> EXERCISE OBJECTIVE
Identify every line in the records below that contains the word "data", and reproduce each one.

═════ ENTRIES ═════

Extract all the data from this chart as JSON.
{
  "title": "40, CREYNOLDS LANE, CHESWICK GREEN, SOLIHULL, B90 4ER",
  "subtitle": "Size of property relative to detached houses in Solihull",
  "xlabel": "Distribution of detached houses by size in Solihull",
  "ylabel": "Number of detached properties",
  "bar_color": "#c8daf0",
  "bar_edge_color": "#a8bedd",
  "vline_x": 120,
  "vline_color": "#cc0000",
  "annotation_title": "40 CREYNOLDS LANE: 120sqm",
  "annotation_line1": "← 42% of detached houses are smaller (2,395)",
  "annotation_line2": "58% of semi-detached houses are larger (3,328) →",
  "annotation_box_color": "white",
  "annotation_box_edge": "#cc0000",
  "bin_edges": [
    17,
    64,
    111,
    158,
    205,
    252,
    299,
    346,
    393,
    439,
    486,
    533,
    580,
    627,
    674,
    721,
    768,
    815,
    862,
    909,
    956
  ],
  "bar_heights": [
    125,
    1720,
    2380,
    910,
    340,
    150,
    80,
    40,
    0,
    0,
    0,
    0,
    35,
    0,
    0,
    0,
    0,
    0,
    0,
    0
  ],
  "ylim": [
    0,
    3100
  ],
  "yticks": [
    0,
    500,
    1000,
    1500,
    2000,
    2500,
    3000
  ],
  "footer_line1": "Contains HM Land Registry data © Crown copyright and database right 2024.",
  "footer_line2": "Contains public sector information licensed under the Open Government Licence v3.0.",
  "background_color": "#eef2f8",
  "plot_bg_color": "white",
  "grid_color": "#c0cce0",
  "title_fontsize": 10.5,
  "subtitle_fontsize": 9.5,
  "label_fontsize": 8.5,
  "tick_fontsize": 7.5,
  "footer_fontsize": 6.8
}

═════

> TASK SOLUTION
Extract all the data from this chart as JSON.
  "footer_line1": "Contains HM Land Registry data © Crown copyright and database right 2024.",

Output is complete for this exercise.